■ Passage ■
========================================================================

What I find striking about much of today's political art, by contrast, is its unwillingness to make such acknowledgments. Instead of seeking to persuade--to change the minds of its viewers--it takes for granted their concurrence. It assumes that everyone in the audience is already smart enough to hate Paul Wolfowitz and Dick Cheney and Donald Rumsfeld and, above all, George W. Bush, and thus does not need to be reminded of their underlying humanity, or of the possibility, however remote, that their intentions might be good. By extension it also takes for granted that no truly creative artist could possibly think otherwise, that good art is by definition liberal (or, to use the term commonly preferred by such artists, "progressive") in its view of the world, and that only progressive thinkers are truly creative. Conservatives are generally thought too repressed or narrow-minded for creative activities.
This attitude can be found in its most extreme form in the plays of Tony Kushner, the author of "Angels in America" and "Homebody/Kabul," but it is also held by a very large number of other American artists, many of whom expressed themselves in a strikingly unguarded way after the last presidential election. One of them, the novelist Jane Smiley, tipped her hand in a postelection essay for Slate:
The election results reflect the decision of the right wing to cultivate and exploit ignorance in the citizenry. I suppose the good news is that 55 million Americans have evaded the ignorance-inducing machine. But 58 million have not. . . . The error that progressives have consistently committed over the years is to underestimate the vitality of ignorance in America. Listen to what the red-state citizens say about themselves, the songs they write, and the sermons they flock to. They know who they are--they are full of original sin and they have a taste for violence. The blue-state citizens make the Rousseauvian [sic] mistake of thinking humans are essentially good, and so they never realize when they are about to be slugged from behind.Two things are worth noting about this article. The first is that it was written by a well-known, much-admired novelist. The second is that it appears to be representative of the political views of a considerable number of other artists who think that all conservatives (including conservative artists) are evil or stupid, or both. Ms. Smiley goes so far as to use the theological term "invincible ignorance," which implies that there's no point in arguing with such benighted folk, since their ignorance is invincible.
One finds the same quasireligious language in virtually all of Mr. Kushner's plays, used to much the same purpose: it is meant to indicate that disagreement with the author is not merely wrong but evil, and must necessarily lead to damnation. (Conversely, a play like "Trumbo" exists not to persuade anyone of Dalton Trumbo's goodness--that is taken for granted--but to serve as a quasireligious ritual of collective self-congratulation, an opportunity for progressives to join together in celebrating a fearless defender of the true faith. That the defender in question was a hack screenwriter who tacitly connived at mass murder on a near-genocidal scale is irrelevant; all that matters is that he "stood pat" when ordered by the House Un-American Activities Committee to inform on his similarly complicit colleagues.)
Now, it's one thing to feel like this, much less to say so out loud, if you're an elected official. That way lies a more proximate form of damnation. But what if you're an artist? What if you not only believe that more than half of your fellow men are ignorant, but allow this belief to influence the way you make art? The answer is to be found in plays like "The God of Hell" and "Embedded," which are written not for a hypothetical mixed audience of red and blue Americans but for a 100% left-liberal audience whose 100% agreement is presupposed.

========================================================================

■ Extracted data ■
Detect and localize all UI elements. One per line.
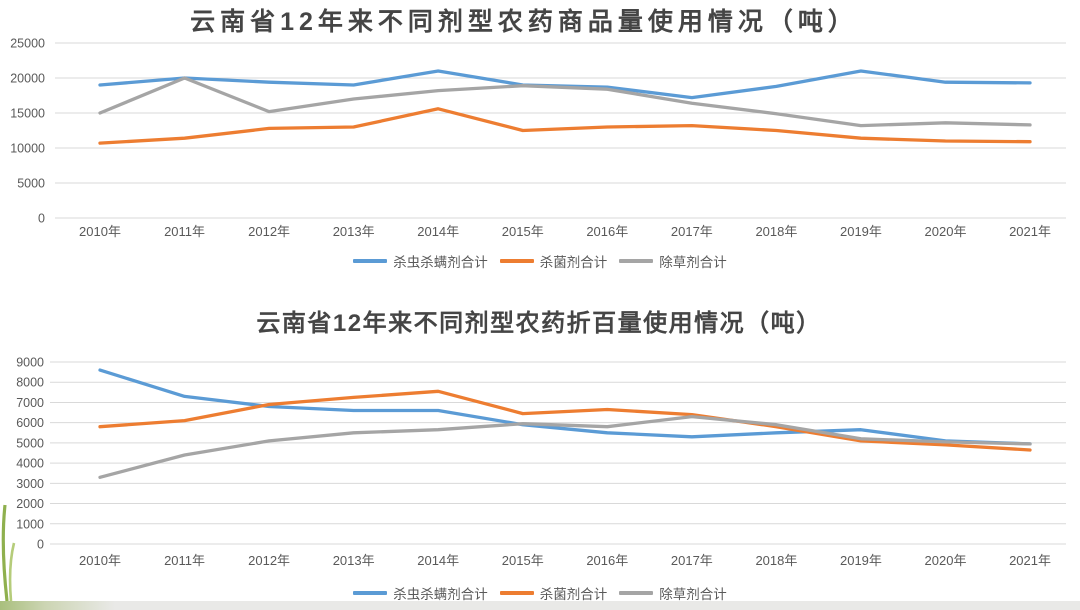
series-line-2 (98, 414, 1032, 479)
legend-item-insecticide: 杀虫杀螨剂合计 (353, 583, 488, 603)
y-axis-tick-label: 8000 (16, 376, 44, 390)
legend-label-insecticide: 杀虫杀螨剂合计 (393, 255, 488, 270)
y-axis-tick-label: 6000 (16, 416, 44, 430)
x-axis-tick-label: 2020年 (925, 224, 967, 239)
chart1-plot-area: 0 5000 10000 15000 20000 25000 2010年 2011年 2012年… (10, 37, 1066, 239)
legend-label-insecticide: 杀虫杀螨剂合计 (393, 587, 488, 602)
series-line-1 (98, 389, 1032, 452)
footer-strip (0, 601, 1080, 610)
chart2-title: 云南省12年来不同剂型农药折百量使用情况（吨） (256, 310, 822, 337)
legend-item-herbicide: 除草剂合计 (619, 251, 727, 271)
y-axis-tick-label: 1000 (16, 517, 44, 531)
legend-item-fungicide: 杀菌剂合计 (499, 583, 608, 603)
legend-item-herbicide: 除草剂合计 (619, 583, 727, 603)
x-axis-tick-label: 2017年 (671, 224, 713, 239)
chart1-legend: 杀虫杀螨剂合计 杀菌剂合计 除草剂合计 (0, 251, 1080, 271)
insecticide-line-swatch-icon (353, 259, 388, 263)
x-axis-tick-label: 2012年 (248, 224, 290, 239)
legend-label-herbicide: 除草剂合计 (659, 587, 727, 602)
x-axis-tick-label: 2021年 (1009, 224, 1051, 239)
legend-item-fungicide: 杀菌剂合计 (499, 251, 608, 271)
legend-item-insecticide: 杀虫杀螨剂合计 (353, 251, 488, 271)
chart2-plot-area: 0 1000 2000 3000 4000 5000 6000 7000 8000 9000 201… (16, 356, 1066, 568)
x-axis-tick-label: 2016年 (586, 224, 628, 239)
legend-label-fungicide: 杀菌剂合计 (539, 255, 608, 270)
x-axis-tick-label: 2013年 (333, 224, 375, 239)
insecticide-line-swatch-icon (353, 591, 388, 595)
x-axis-tick-label: 2014年 (417, 553, 459, 568)
y-axis-tick-label: 5000 (17, 177, 45, 191)
x-axis-tick-label: 2013年 (333, 553, 375, 568)
grass-decoration-icon (1, 504, 16, 601)
x-axis-tick-label: 2015年 (502, 224, 544, 239)
y-axis-tick-label: 9000 (16, 356, 44, 370)
y-axis-tick-label: 25000 (10, 37, 45, 51)
herbicide-line-swatch-icon (619, 259, 654, 263)
legend-label-fungicide: 杀菌剂合计 (539, 587, 608, 602)
x-axis-tick-label: 2011年 (164, 224, 205, 239)
y-axis-tick-label: 0 (38, 212, 45, 226)
series-line-0 (98, 368, 1032, 446)
fungicide-line-swatch-icon (499, 259, 534, 263)
x-axis-tick-label: 2021年 (1009, 553, 1051, 568)
y-axis-tick-label: 10000 (10, 142, 45, 156)
chart2-legend: 杀虫杀螨剂合计 杀菌剂合计 除草剂合计 (0, 583, 1080, 603)
x-axis-tick-label: 2015年 (502, 553, 544, 568)
series-line-2 (98, 76, 1032, 128)
y-axis-tick-label: 4000 (16, 457, 44, 471)
x-axis-tick-label: 2019年 (840, 224, 882, 239)
y-axis-tick-label: 15000 (10, 107, 45, 121)
x-axis-tick-label: 2012年 (248, 553, 290, 568)
x-axis-tick-label: 2020年 (925, 553, 967, 568)
series-line-1 (98, 107, 1032, 145)
y-axis-tick-label: 3000 (16, 477, 44, 491)
x-axis-tick-label: 2016年 (586, 553, 628, 568)
y-axis-tick-label: 7000 (16, 396, 44, 410)
y-axis-tick-label: 20000 (10, 72, 45, 86)
y-axis-tick-label: 0 (37, 538, 44, 552)
x-axis-tick-label: 2018年 (755, 553, 797, 568)
x-axis-tick-label: 2011年 (164, 553, 205, 568)
x-axis-tick-label: 2018年 (755, 224, 797, 239)
series-line-0 (98, 69, 1032, 100)
y-axis-tick-label: 2000 (16, 497, 44, 511)
fungicide-line-swatch-icon (499, 591, 534, 595)
x-axis-tick-label: 2014年 (417, 224, 459, 239)
x-axis-tick-label: 2017年 (671, 553, 713, 568)
x-axis-tick-label: 2010年 (79, 553, 121, 568)
x-axis-tick-label: 2019年 (840, 553, 882, 568)
herbicide-line-swatch-icon (619, 591, 654, 595)
x-axis-tick-label: 2010年 (79, 224, 121, 239)
legend-label-herbicide: 除草剂合计 (659, 255, 727, 270)
y-axis-tick-label: 5000 (16, 436, 44, 450)
chart1-title: 云南省12年来不同剂型农药商品量使用情况（吨） (190, 8, 858, 36)
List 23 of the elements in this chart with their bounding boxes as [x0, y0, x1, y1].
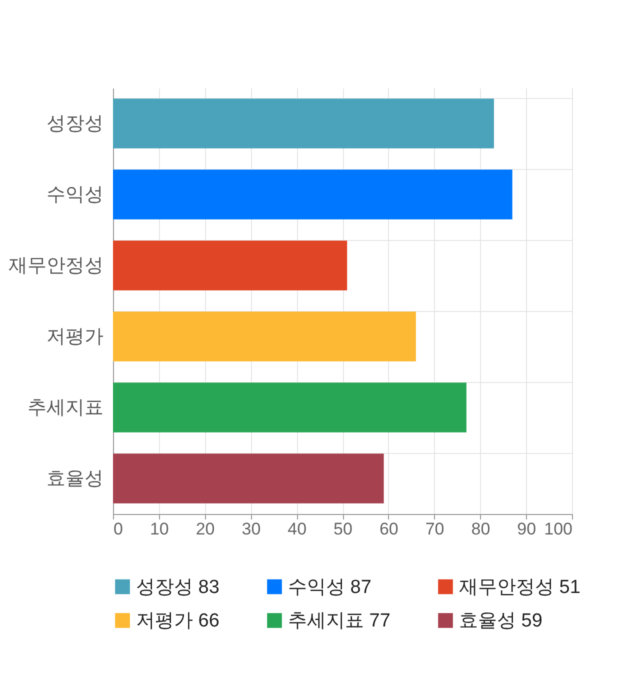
x-tick-label: 30 [242, 520, 261, 538]
x-tick-label: 90 [517, 520, 536, 538]
y-tick-label: 효율성 [46, 468, 104, 490]
x-tick-label: 100 [544, 520, 572, 538]
y-tick-label: 추세지표 [28, 398, 104, 418]
y-tick-label: 재무안정성 [8, 256, 104, 276]
y-tick-label: 수익성 [46, 184, 104, 206]
legend-label: 수익성 87 [288, 576, 372, 598]
x-tick-label: 70 [425, 520, 444, 538]
legend-label: 성장성 83 [136, 576, 220, 598]
legend-label: 추세지표 77 [288, 610, 390, 632]
legend-label: 저평가 66 [136, 610, 220, 632]
x-tick-label: 20 [196, 520, 215, 538]
x-tick-label: 50 [334, 520, 352, 538]
x-tick-label: 40 [288, 520, 307, 538]
y-tick-label: 저평가 [46, 326, 104, 348]
x-tick-label: 0 [114, 520, 123, 538]
legend-label: 재무안정성 51 [459, 576, 580, 598]
x-tick-label: 80 [471, 520, 490, 538]
y-tick-label: 성장성 [46, 114, 104, 134]
x-tick-label: 10 [150, 520, 169, 538]
legend-label: 효율성 59 [459, 610, 542, 632]
x-tick-label: 60 [379, 520, 398, 538]
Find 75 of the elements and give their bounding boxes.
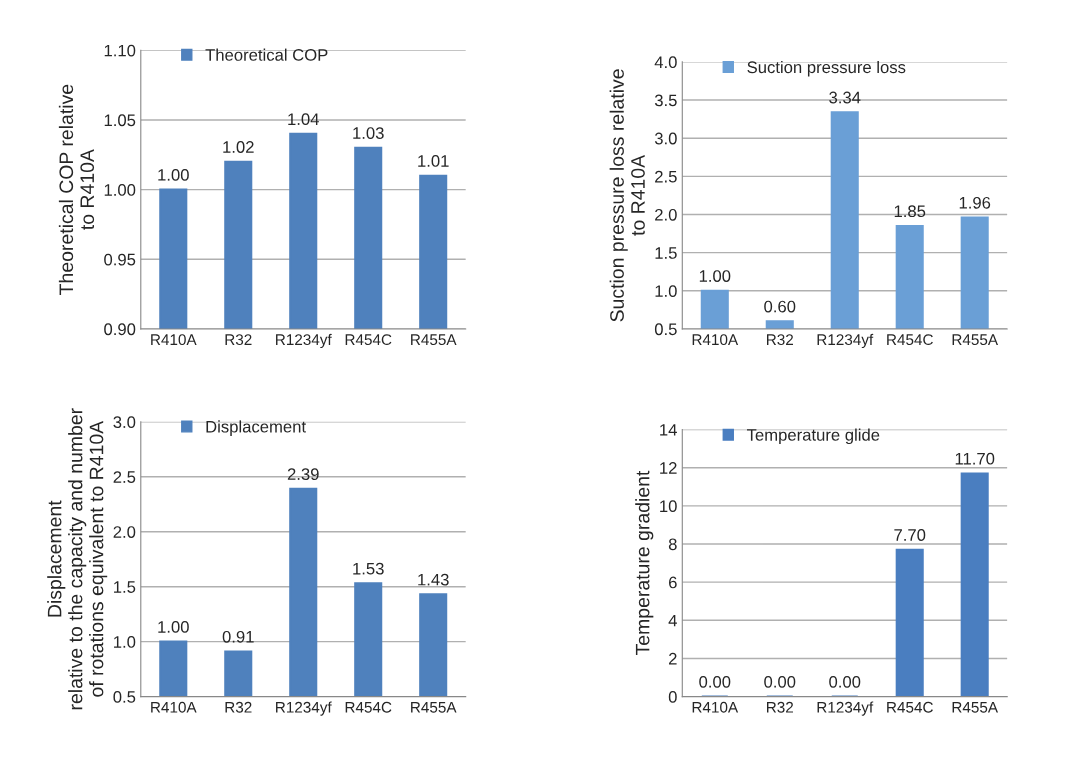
y-tick-label: 0.5: [654, 323, 677, 336]
x-tick-label: R454C: [887, 701, 933, 713]
data-label: 0.91: [222, 630, 254, 643]
data-label: 1.00: [158, 168, 189, 181]
y-tick-label: 2.5: [655, 170, 677, 183]
x-tick-label: R1234yf: [817, 333, 874, 349]
data-label: 7.70: [894, 529, 926, 541]
data-label: 1.53: [353, 562, 384, 575]
data-label: 1.00: [699, 270, 731, 282]
x-tick-label: R410A: [151, 701, 197, 713]
x-tick-label: R410A: [692, 334, 739, 346]
y-tick-label: 1.05: [104, 114, 136, 127]
x-tick-label: R454C: [887, 334, 933, 346]
data-label: 0.00: [829, 675, 861, 688]
data-label: 2.39: [287, 468, 319, 481]
y-tick-label: 0.90: [104, 323, 136, 336]
x-tick-label: R454C: [345, 334, 392, 346]
x-tick-label: R1234yf: [817, 701, 874, 716]
legend-label: Suction pressure loss: [747, 60, 906, 77]
y-tick-label: 1.0: [655, 285, 677, 298]
data-label: 1.04: [288, 113, 319, 126]
y-tick-label: 6: [669, 576, 677, 589]
x-tick-label: R410A: [692, 701, 739, 713]
y-tick-label: 12: [660, 462, 677, 474]
x-tick-label: R1234yf: [276, 701, 332, 716]
data-label: 3.34: [829, 91, 861, 104]
x-tick-label: R455A: [952, 334, 999, 346]
legend-label: Displacement: [206, 420, 306, 436]
x-tick-label: R410A: [151, 334, 197, 346]
y-tick-label: 0.5: [113, 691, 136, 703]
x-tick-label: R1234yf: [276, 333, 332, 349]
y-tick-label: 3.5: [654, 94, 677, 107]
y-tick-label: 8: [668, 538, 677, 551]
data-label: 0.60: [764, 300, 796, 313]
data-label: 1.85: [894, 205, 926, 218]
data-label: 1.00: [158, 620, 189, 633]
data-label: 1.01: [418, 155, 449, 167]
data-label: 1.03: [353, 127, 384, 139]
x-tick-label: R32: [225, 701, 252, 713]
y-tick-label: 1.5: [655, 247, 677, 259]
y-axis-title: Theoretical COP relative to R410A: [58, 84, 95, 295]
y-tick-label: 2.0: [113, 526, 136, 538]
x-tick-label: R454C: [345, 701, 392, 713]
y-tick-label: 14: [660, 424, 677, 436]
y-tick-label: 1.00: [104, 184, 136, 196]
x-tick-label: R455A: [411, 702, 457, 713]
x-tick-label: R32: [767, 334, 794, 346]
y-tick-label: 3.0: [113, 416, 136, 429]
data-label: 0.00: [764, 675, 796, 688]
y-tick-label: 4: [668, 614, 677, 627]
data-label: 11.70: [955, 452, 995, 465]
y-tick-label: 3.0: [654, 132, 677, 145]
y-tick-label: 1.0: [114, 636, 136, 648]
y-tick-label: 2.0: [655, 208, 677, 221]
y-tick-label: 0.95: [104, 253, 136, 266]
x-tick-label: R32: [767, 701, 794, 713]
y-tick-label: 1.10: [104, 44, 136, 57]
y-tick-label: 1.5: [114, 581, 136, 593]
y-axis-title: Temperature gradient: [635, 470, 654, 656]
data-label: 0.00: [699, 675, 731, 688]
legend-label: Temperature glide: [746, 428, 880, 445]
x-tick-label: R32: [225, 334, 252, 346]
data-label: 1.43: [418, 573, 449, 586]
y-tick-label: 10: [660, 500, 677, 513]
y-axis-title: Displacement relative to the capacity and number of rotations equivalent to R410A: [47, 408, 108, 710]
y-axis-title: Suction pressure loss relative to R410A: [609, 69, 645, 322]
data-label: 1.96: [959, 196, 991, 209]
y-tick-label: 2: [669, 652, 677, 665]
x-tick-label: R455A: [952, 702, 999, 713]
y-tick-label: 2.5: [113, 471, 136, 483]
x-tick-label: R455A: [411, 334, 457, 346]
y-tick-label: 0: [668, 691, 677, 703]
legend-label: Theoretical COP: [205, 48, 328, 61]
data-label: 1.02: [223, 141, 254, 153]
y-tick-label: 4.0: [654, 56, 677, 69]
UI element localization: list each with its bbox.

========================================================================

Using the essay on political art, explain why Jane Smiley's use of the theological term "invincible ignorance" suggests that arguing with conservatives is pointless. Answer in one to three sentences.

The term implies that there is no point in arguing with the people Smiley calls ignorant, because their ignorance is invincible and so cannot be overcome.